Task brief:
Provide the data again in its entirety, exactly as given.

The data:
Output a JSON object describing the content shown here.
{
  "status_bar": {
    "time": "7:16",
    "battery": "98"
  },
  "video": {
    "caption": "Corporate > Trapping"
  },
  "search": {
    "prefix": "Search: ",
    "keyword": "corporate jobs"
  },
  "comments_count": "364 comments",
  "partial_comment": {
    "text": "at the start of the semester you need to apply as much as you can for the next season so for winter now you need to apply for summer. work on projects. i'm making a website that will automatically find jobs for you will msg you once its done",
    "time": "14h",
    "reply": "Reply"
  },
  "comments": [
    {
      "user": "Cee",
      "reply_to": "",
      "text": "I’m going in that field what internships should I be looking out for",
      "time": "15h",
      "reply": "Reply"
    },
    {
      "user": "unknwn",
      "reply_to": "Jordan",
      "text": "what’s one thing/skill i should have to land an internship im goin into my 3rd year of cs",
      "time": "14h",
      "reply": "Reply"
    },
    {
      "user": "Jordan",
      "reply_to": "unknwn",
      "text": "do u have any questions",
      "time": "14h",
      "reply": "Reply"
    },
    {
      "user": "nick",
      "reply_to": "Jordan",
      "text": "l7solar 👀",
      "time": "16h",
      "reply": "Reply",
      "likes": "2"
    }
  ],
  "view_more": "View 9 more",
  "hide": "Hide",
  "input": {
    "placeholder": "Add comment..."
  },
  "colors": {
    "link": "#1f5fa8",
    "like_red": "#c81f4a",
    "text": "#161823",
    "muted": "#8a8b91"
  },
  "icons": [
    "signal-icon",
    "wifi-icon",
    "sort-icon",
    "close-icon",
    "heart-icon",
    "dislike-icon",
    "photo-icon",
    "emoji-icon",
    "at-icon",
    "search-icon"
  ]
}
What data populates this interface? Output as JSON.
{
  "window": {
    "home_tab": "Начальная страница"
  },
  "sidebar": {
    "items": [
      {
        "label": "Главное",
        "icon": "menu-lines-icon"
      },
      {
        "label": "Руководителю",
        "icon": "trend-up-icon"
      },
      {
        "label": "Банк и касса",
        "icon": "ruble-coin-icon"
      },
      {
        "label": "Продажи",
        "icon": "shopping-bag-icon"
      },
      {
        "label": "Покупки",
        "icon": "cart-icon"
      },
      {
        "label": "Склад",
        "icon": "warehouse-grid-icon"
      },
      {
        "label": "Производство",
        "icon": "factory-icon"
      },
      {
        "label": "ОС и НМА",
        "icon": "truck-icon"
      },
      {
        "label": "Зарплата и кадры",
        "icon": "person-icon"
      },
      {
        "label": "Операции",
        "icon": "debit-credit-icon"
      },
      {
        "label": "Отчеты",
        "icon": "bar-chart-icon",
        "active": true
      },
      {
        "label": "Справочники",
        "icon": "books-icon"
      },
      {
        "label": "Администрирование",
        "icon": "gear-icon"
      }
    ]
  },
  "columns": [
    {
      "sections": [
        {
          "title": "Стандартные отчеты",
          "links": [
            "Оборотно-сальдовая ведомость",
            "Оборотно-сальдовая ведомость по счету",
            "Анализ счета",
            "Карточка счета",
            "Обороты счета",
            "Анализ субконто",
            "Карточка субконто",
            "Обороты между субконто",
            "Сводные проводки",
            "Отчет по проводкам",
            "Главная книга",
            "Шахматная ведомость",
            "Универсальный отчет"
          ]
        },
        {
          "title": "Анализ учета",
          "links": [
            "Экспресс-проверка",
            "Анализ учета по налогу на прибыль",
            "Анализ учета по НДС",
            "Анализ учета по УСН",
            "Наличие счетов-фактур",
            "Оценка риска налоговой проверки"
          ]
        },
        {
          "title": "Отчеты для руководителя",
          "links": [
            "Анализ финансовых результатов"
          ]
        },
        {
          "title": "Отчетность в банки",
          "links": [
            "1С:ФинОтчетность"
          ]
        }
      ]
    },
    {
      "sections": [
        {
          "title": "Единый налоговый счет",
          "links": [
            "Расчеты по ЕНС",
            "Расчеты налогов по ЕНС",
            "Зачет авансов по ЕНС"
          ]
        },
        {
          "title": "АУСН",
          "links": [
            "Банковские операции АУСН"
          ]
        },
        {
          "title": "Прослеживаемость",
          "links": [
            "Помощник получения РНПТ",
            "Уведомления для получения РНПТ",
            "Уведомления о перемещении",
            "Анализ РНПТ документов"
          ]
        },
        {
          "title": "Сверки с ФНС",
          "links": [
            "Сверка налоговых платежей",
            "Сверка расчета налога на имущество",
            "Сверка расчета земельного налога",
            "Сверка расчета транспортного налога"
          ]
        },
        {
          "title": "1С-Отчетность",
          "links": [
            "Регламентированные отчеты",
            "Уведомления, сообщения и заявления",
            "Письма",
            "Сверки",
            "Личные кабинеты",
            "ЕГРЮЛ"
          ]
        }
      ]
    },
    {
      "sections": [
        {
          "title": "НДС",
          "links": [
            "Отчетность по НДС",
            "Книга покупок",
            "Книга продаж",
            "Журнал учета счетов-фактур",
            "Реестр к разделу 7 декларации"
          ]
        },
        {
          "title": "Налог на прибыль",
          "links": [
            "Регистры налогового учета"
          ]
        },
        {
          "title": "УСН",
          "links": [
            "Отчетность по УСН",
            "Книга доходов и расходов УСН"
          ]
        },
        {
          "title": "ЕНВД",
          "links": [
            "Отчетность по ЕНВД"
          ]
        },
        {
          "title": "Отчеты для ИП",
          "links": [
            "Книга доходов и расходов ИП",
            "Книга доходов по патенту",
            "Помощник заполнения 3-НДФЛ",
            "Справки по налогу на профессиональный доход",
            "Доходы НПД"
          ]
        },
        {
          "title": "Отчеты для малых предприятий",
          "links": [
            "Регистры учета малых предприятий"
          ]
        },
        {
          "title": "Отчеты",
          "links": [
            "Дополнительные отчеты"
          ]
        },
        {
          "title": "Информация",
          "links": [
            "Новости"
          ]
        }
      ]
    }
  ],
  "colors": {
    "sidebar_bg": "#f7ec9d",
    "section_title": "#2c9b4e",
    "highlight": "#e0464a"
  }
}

In response:
Output a JSON object describing the content shown here.
{
  "status_bar": {
    "time": "7:16",
    "battery": "98"
  },
  "video": {
    "caption": "Corporate > Trapping"
  },
  "search": {
    "prefix": "Search: ",
    "keyword": "corporate jobs"
  },
  "comments_count": "364 comments",
  "partial_comment": {
    "text": "at the start of the semester you need to apply as much as you can for the next season so for winter now you need to apply for summer. work on projects. i'm making a website that will automatically find jobs for you will msg you once its done",
    "time": "14h",
    "reply": "Reply"
  },
  "comments": [
    {
      "user": "Cee",
      "reply_to": "",
      "text": "I’m going in that field what internships should I be looking out for",
      "time": "15h",
      "reply": "Reply"
    },
    {
      "user": "unknwn",
      "reply_to": "Jordan",
      "text": "what’s one thing/skill i should have to land an internship im goin into my 3rd year of cs",
      "time": "14h",
      "reply": "Reply"
    },
    {
      "user": "Jordan",
      "reply_to": "unknwn",
      "text": "do u have any questions",
      "time": "14h",
      "reply": "Reply"
    },
    {
      "user": "nick",
      "reply_to": "Jordan",
      "text": "l7solar 👀",
      "time": "16h",
      "reply": "Reply",
      "likes": "2"
    }
  ],
  "view_more": "View 9 more",
  "hide": "Hide",
  "input": {
    "placeholder": "Add comment..."
  },
  "colors": {
    "link": "#1f5fa8",
    "like_red": "#c81f4a",
    "text": "#161823",
    "muted": "#8a8b91"
  },
  "icons": [
    "signal-icon",
    "wifi-icon",
    "sort-icon",
    "close-icon",
    "heart-icon",
    "dislike-icon",
    "photo-icon",
    "emoji-icon",
    "at-icon",
    "search-icon"
  ]
}
What data populates this interface? Output as JSON.
{
  "window": {
    "home_tab": "Начальная страница"
  },
  "sidebar": {
    "items": [
      {
        "label": "Главное",
        "icon": "menu-lines-icon"
      },
      {
        "label": "Руководителю",
        "icon": "trend-up-icon"
      },
      {
        "label": "Банк и касса",
        "icon": "ruble-coin-icon"
      },
      {
        "label": "Продажи",
        "icon": "shopping-bag-icon"
      },
      {
        "label": "Покупки",
        "icon": "cart-icon"
      },
      {
        "label": "Склад",
        "icon": "warehouse-grid-icon"
      },
      {
        "label": "Производство",
        "icon": "factory-icon"
      },
      {
        "label": "ОС и НМА",
        "icon": "truck-icon"
      },
      {
        "label": "Зарплата и кадры",
        "icon": "person-icon"
      },
      {
        "label": "Операции",
        "icon": "debit-credit-icon"
      },
      {
        "label": "Отчеты",
        "icon": "bar-chart-icon",
        "active": true
      },
      {
        "label": "Справочники",
        "icon": "books-icon"
      },
      {
        "label": "Администрирование",
        "icon": "gear-icon"
      }
    ]
  },
  "columns": [
    {
      "sections": [
        {
          "title": "Стандартные отчеты",
          "links": [
            "Оборотно-сальдовая ведомость",
            "Оборотно-сальдовая ведомость по счету",
            "Анализ счета",
            "Карточка счета",
            "Обороты счета",
            "Анализ субконто",
            "Карточка субконто",
            "Обороты между субконто",
            "Сводные проводки",
            "Отчет по проводкам",
            "Главная книга",
            "Шахматная ведомость",
            "Универсальный отчет"
          ]
        },
        {
          "title": "Анализ учета",
          "links": [
            "Экспресс-проверка",
            "Анализ учета по налогу на прибыль",
            "Анализ учета по НДС",
            "Анализ учета по УСН",
            "Наличие счетов-фактур",
            "Оценка риска налоговой проверки"
          ]
        },
        {
          "title": "Отчеты для руководителя",
          "links": [
            "Анализ финансовых результатов"
          ]
        },
        {
          "title": "Отчетность в банки",
          "links": [
            "1С:ФинОтчетность"
          ]
        }
      ]
    },
    {
      "sections": [
        {
          "title": "Единый налоговый счет",
          "links": [
            "Расчеты по ЕНС",
            "Расчеты налогов по ЕНС",
            "Зачет авансов по ЕНС"
          ]
        },
        {
          "title": "АУСН",
          "links": [
            "Банковские операции АУСН"
          ]
        },
        {
          "title": "Прослеживаемость",
          "links": [
            "Помощник получения РНПТ",
            "Уведомления для получения РНПТ",
            "Уведомления о перемещении",
            "Анализ РНПТ документов"
          ]
        },
        {
          "title": "Сверки с ФНС",
          "links": [
            "Сверка налоговых платежей",
            "Сверка расчета налога на имущество",
            "Сверка расчета земельного налога",
            "Сверка расчета транспортного налога"
          ]
        },
        {
          "title": "1С-Отчетность",
          "links": [
            "Регламентированные отчеты",
            "Уведомления, сообщения и заявления",
            "Письма",
            "Сверки",
            "Личные кабинеты",
            "ЕГРЮЛ"
          ]
        }
      ]
    },
    {
      "sections": [
        {
          "title": "НДС",
          "links": [
            "Отчетность по НДС",
            "Книга покупок",
            "Книга продаж",
            "Журнал учета счетов-фактур",
            "Реестр к разделу 7 декларации"
          ]
        },
        {
          "title": "Налог на прибыль",
          "links": [
            "Регистры налогового учета"
          ]
        },
        {
          "title": "УСН",
          "links": [
            "Отчетность по УСН",
            "Книга доходов и расходов УСН"
          ]
        },
        {
          "title": "ЕНВД",
          "links": [
            "Отчетность по ЕНВД"
          ]
        },
        {
          "title": "Отчеты для ИП",
          "links": [
            "Книга доходов и расходов ИП",
            "Книга доходов по патенту",
            "Помощник заполнения 3-НДФЛ",
            "Справки по налогу на профессиональный доход",
            "Доходы НПД"
          ]
        },
        {
          "title": "Отчеты для малых предприятий",
          "links": [
            "Регистры учета малых предприятий"
          ]
        },
        {
          "title": "Отчеты",
          "links": [
            "Дополнительные отчеты"
          ]
        },
        {
          "title": "Информация",
          "links": [
            "Новости"
          ]
        }
      ]
    }
  ],
  "colors": {
    "sidebar_bg": "#f7ec9d",
    "section_title": "#2c9b4e",
    "highlight": "#e0464a"
  }
}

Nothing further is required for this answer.